Work required -
Reproduce all the lines exactly as they stand, apart from the pictures.

The data -
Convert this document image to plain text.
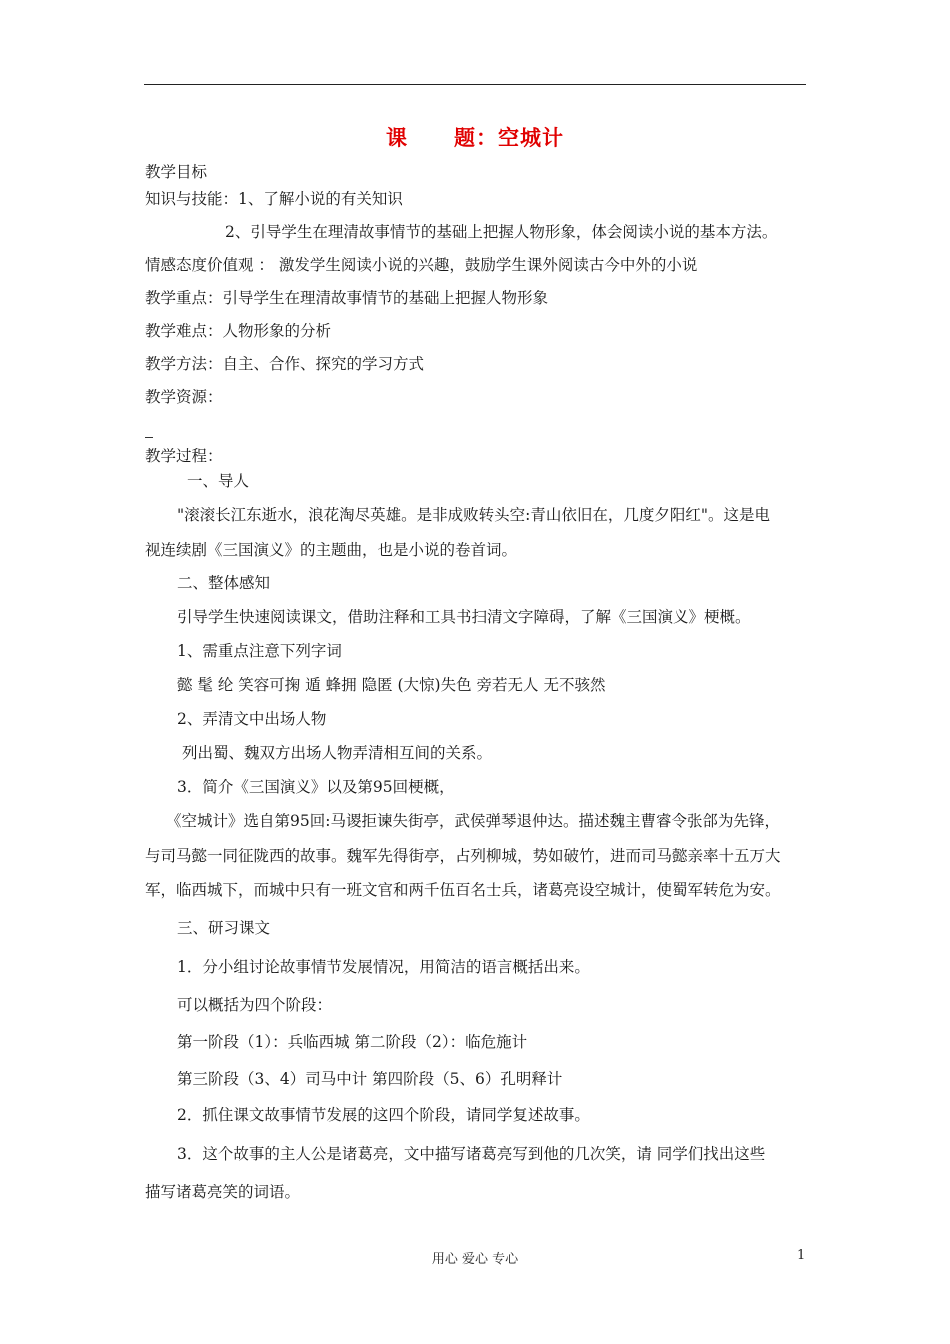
课 题：空城计
教学目标
知识与技能：1、了解小说的有关知识
2、引导学生在理清故事情节的基础上把握人物形象，体会阅读小说的基本方法。
情感态度价值观 ： 激发学生阅读小说的兴趣，鼓励学生课外阅读古今中外的小说
教学重点：引导学生在理清故事情节的基础上把握人物形象
教学难点：人物形象的分析
教学方法：自主、合作、探究的学习方式
教学资源：
教学过程：
一、导人
"滚滚长江东逝水，浪花淘尽英雄。是非成败转头空:青山依旧在，几度夕阳红"。这是电
视连续剧《三国演义》的主题曲，也是小说的卷首词。
二、整体感知
引导学生快速阅读课文，借助注释和工具书扫清文字障碍，了解《三国演义》梗概。
1、需重点注意下列字词
懿 髦 纶 笑容可掬 遁 蜂拥 隐匿 (大惊)失色 旁若无人 无不骇然
2、弄清文中出场人物
列出蜀、魏双方出场人物弄清相互间的关系。
3．简介《三国演义》以及第95回梗概，
《空城计》选自第95回:马谡拒谏失街亭，武侯弹琴退仲达。描述魏主曹睿令张郃为先锋，
与司马懿一同征陇西的故事。魏军先得街亭，占列柳城，势如破竹，进而司马懿亲率十五万大
军，临西城下，而城中只有一班文官和两千伍百名士兵，诸葛亮设空城计，使蜀军转危为安。
三、研习课文
1．分小组讨论故事情节发展情况，用简洁的语言概括出来。
可以概括为四个阶段：
第一阶段（1）：兵临西城 第二阶段（2）：临危施计
第三阶段（3、4）司马中计 第四阶段（5、6）孔明释计
2．抓住课文故事情节发展的这四个阶段，请同学复述故事。
3．这个故事的主人公是诸葛亮，文中描写诸葛亮写到他的几次笑，请 同学们找出这些
描写诸葛亮笑的词语。
用心 爱心 专心	1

Reply -
Convert this document image to plain text.
课 题：空城计
教学目标
知识与技能：1、了解小说的有关知识
2、引导学生在理清故事情节的基础上把握人物形象，体会阅读小说的基本方法。
情感态度价值观 ： 激发学生阅读小说的兴趣，鼓励学生课外阅读古今中外的小说
教学重点：引导学生在理清故事情节的基础上把握人物形象
教学难点：人物形象的分析
教学方法：自主、合作、探究的学习方式
教学资源：
教学过程：
一、导人
"滚滚长江东逝水，浪花淘尽英雄。是非成败转头空:青山依旧在，几度夕阳红"。这是电
视连续剧《三国演义》的主题曲，也是小说的卷首词。
二、整体感知
引导学生快速阅读课文，借助注释和工具书扫清文字障碍，了解《三国演义》梗概。
1、需重点注意下列字词
懿 髦 纶 笑容可掬 遁 蜂拥 隐匿 (大惊)失色 旁若无人 无不骇然
2、弄清文中出场人物
列出蜀、魏双方出场人物弄清相互间的关系。
3．简介《三国演义》以及第95回梗概，
《空城计》选自第95回:马谡拒谏失街亭，武侯弹琴退仲达。描述魏主曹睿令张郃为先锋，
与司马懿一同征陇西的故事。魏军先得街亭，占列柳城，势如破竹，进而司马懿亲率十五万大
军，临西城下，而城中只有一班文官和两千伍百名士兵，诸葛亮设空城计，使蜀军转危为安。
三、研习课文
1．分小组讨论故事情节发展情况，用简洁的语言概括出来。
可以概括为四个阶段：
第一阶段（1）：兵临西城 第二阶段（2）：临危施计
第三阶段（3、4）司马中计 第四阶段（5、6）孔明释计
2．抓住课文故事情节发展的这四个阶段，请同学复述故事。
3．这个故事的主人公是诸葛亮，文中描写诸葛亮写到他的几次笑，请 同学们找出这些
描写诸葛亮笑的词语。
用心 爱心 专心	1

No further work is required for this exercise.